* _DATASET RECORDS_
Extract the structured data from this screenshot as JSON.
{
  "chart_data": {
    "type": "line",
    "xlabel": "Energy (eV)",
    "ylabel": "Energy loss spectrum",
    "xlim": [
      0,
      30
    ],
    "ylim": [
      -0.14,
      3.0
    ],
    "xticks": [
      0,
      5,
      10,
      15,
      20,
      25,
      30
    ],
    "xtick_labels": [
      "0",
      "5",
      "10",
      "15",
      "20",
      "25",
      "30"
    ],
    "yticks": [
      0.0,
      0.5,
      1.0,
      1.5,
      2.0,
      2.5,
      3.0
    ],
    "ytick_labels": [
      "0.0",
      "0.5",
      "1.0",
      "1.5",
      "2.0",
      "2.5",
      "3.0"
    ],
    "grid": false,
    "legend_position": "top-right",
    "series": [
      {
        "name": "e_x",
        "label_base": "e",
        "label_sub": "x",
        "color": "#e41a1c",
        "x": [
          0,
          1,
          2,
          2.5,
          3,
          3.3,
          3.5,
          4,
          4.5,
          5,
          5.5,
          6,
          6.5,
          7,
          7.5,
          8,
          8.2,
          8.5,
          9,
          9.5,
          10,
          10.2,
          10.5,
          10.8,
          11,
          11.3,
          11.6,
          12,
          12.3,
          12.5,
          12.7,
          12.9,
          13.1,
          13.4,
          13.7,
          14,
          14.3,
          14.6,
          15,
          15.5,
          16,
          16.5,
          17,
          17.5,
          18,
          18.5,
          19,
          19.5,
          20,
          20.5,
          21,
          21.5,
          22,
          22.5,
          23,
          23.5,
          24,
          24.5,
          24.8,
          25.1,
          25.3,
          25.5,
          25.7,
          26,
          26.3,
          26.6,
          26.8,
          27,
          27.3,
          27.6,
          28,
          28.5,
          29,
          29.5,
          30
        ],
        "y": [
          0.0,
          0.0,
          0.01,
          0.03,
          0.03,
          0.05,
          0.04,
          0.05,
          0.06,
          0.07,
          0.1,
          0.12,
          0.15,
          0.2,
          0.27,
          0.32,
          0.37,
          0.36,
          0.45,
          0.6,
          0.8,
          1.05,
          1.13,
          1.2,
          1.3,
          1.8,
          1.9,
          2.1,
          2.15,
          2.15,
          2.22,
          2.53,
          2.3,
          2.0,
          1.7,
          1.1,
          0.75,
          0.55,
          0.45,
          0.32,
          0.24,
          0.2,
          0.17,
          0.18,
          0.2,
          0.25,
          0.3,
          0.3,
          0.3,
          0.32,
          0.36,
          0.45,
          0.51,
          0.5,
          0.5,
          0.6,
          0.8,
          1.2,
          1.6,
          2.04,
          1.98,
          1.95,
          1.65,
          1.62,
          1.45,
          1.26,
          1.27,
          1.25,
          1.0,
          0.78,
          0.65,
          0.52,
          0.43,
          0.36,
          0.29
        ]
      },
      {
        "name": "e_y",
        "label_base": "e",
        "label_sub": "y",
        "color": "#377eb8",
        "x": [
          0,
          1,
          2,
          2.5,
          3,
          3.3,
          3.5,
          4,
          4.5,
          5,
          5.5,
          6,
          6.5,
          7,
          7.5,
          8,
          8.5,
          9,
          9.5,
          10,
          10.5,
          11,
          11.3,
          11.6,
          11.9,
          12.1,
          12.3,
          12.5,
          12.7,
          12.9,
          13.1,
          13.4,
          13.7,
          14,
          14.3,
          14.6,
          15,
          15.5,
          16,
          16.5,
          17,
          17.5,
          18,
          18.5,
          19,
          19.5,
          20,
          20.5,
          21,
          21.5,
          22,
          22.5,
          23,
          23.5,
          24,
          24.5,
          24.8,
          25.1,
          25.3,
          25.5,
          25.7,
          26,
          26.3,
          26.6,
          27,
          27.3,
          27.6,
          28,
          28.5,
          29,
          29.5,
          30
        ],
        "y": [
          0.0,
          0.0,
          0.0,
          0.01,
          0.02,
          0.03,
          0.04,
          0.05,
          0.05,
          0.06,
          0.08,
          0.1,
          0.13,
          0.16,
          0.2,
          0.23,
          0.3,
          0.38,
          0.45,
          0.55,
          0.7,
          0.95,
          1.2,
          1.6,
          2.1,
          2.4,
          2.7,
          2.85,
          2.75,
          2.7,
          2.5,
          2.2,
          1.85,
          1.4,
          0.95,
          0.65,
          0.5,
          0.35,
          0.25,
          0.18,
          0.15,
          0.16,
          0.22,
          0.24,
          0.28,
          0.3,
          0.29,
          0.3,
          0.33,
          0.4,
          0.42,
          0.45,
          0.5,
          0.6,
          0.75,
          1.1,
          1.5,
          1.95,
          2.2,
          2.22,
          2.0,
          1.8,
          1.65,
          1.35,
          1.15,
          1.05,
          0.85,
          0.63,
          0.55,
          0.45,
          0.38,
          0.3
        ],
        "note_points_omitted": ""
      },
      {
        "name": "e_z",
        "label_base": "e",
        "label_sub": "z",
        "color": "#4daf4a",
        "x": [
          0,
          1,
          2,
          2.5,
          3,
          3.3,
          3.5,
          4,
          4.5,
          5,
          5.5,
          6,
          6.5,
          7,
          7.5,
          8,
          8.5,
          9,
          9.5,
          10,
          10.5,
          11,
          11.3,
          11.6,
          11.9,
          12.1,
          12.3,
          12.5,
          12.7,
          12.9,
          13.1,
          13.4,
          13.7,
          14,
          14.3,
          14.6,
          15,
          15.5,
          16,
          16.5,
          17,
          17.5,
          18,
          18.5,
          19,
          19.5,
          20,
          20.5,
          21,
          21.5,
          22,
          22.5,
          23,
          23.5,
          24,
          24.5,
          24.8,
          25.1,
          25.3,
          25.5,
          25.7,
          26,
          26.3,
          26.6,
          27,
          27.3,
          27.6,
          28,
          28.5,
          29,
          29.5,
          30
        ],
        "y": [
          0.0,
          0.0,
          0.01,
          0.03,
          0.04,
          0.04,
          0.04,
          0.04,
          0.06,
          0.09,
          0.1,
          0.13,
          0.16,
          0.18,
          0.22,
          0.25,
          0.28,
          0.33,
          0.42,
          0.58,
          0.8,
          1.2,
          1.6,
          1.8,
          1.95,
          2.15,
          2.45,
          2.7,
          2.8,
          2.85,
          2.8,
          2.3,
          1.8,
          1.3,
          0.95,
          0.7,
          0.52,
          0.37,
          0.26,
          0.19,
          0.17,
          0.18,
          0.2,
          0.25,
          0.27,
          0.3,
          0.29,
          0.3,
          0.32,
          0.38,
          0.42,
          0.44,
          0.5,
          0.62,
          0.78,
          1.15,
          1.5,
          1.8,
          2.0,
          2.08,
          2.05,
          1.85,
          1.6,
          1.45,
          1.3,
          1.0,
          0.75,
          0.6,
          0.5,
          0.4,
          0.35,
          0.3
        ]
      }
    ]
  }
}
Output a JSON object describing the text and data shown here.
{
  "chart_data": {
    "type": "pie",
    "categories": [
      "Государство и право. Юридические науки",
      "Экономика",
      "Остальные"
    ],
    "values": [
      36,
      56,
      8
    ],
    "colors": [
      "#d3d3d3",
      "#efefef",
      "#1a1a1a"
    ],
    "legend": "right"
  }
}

* _TASK DESCRIPTION_
Copy each line in the data that holds the word "JSON".

* _PROBLEM SOLUTION_
Extract the structured data from this screenshot as JSON.
Output a JSON object describing the text and data shown here.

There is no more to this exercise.